┌────────
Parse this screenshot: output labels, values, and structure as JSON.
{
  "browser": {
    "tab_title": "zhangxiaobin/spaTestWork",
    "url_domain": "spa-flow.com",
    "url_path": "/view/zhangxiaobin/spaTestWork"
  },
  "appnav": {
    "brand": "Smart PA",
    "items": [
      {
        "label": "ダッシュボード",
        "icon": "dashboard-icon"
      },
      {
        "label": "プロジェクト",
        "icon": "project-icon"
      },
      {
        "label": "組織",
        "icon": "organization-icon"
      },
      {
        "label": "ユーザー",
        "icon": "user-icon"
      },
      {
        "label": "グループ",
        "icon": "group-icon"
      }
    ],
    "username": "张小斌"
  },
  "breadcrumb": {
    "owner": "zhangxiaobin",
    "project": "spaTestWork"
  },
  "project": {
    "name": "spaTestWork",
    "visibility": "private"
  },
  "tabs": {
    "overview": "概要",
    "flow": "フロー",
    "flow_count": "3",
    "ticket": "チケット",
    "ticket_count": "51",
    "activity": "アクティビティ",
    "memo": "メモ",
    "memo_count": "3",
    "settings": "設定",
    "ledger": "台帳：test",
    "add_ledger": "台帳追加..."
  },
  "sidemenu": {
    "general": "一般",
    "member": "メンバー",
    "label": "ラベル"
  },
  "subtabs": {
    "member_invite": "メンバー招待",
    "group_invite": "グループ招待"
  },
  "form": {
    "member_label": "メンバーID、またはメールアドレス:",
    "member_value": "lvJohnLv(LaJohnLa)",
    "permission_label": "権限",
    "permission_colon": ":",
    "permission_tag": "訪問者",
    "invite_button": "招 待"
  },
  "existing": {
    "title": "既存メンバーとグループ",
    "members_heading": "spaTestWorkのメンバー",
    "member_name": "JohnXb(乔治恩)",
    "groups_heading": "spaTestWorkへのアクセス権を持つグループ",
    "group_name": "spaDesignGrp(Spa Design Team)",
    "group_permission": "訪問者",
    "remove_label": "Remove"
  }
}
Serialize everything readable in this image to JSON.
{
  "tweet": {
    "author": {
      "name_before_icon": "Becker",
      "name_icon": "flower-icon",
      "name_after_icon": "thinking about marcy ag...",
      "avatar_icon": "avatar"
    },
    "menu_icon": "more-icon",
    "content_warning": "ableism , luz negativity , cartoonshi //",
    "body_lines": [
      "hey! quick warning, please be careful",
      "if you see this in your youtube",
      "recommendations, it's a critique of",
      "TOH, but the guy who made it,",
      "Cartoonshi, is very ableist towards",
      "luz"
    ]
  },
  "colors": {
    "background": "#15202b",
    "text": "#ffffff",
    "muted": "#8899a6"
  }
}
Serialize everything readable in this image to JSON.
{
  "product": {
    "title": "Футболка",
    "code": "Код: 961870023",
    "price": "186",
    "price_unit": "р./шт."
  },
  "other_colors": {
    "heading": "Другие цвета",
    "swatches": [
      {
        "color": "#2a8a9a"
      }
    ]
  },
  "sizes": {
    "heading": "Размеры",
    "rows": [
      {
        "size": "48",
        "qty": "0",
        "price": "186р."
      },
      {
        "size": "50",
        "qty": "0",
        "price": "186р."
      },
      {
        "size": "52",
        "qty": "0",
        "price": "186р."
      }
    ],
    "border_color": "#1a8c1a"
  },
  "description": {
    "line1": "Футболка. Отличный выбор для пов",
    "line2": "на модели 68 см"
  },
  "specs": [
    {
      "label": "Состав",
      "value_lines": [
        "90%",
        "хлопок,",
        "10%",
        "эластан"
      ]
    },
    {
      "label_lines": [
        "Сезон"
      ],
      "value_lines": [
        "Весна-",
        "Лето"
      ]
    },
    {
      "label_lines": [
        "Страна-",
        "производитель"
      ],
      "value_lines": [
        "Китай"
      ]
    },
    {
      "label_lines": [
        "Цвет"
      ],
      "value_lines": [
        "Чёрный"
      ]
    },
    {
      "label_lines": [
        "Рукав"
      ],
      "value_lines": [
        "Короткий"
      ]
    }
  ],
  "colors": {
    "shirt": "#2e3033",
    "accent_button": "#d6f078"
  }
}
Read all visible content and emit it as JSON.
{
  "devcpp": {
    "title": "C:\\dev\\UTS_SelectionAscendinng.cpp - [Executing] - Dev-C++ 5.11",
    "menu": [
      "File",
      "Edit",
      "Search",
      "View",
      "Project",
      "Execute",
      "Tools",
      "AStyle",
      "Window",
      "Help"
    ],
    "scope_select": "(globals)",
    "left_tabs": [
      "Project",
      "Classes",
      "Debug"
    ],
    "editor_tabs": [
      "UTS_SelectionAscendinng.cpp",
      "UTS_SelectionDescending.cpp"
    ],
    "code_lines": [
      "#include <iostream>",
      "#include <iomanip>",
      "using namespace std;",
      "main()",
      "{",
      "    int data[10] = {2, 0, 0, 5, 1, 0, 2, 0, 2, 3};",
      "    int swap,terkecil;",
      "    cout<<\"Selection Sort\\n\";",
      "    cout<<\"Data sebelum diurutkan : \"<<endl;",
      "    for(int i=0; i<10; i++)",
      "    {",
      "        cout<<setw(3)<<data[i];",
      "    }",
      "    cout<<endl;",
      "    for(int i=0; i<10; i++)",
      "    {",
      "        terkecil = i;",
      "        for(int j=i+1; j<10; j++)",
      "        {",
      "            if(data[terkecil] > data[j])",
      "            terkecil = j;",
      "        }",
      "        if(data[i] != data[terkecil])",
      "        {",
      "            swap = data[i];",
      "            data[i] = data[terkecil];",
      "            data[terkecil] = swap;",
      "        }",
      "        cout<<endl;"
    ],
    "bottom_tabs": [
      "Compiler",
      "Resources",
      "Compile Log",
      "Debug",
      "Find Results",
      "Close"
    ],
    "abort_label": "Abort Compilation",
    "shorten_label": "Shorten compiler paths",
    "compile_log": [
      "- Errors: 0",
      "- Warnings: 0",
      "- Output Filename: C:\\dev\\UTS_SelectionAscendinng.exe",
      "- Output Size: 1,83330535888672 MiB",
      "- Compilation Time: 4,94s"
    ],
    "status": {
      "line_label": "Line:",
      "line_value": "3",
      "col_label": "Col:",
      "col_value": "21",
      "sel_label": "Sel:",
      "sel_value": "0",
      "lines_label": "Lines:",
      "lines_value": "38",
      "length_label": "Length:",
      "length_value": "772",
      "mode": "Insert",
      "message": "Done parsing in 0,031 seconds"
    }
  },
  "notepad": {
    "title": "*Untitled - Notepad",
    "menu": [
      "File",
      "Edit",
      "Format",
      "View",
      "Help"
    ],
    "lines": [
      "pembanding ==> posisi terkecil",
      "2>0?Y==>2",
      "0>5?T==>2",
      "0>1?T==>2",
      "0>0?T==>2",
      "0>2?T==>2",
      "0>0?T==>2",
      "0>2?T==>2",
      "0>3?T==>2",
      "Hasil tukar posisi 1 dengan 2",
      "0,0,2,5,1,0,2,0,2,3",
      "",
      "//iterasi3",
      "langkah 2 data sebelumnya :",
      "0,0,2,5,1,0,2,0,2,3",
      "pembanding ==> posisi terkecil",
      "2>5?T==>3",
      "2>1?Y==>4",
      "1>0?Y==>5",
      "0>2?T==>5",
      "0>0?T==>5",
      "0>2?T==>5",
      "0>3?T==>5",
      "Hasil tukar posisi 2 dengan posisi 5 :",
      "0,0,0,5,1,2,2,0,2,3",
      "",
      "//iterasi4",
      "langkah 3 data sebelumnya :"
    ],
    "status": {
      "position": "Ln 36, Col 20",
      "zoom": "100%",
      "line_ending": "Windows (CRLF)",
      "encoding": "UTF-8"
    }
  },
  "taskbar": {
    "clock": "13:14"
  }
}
└────────
• _Work to be completed_: Pick out the lines above that hold the string "endl" and show them.

• _Solution to the problem_:
      "    cout<<\"Data sebelum diurutkan : \"<<endl;",
      "    cout<<endl;",
      "        cout<<endl;"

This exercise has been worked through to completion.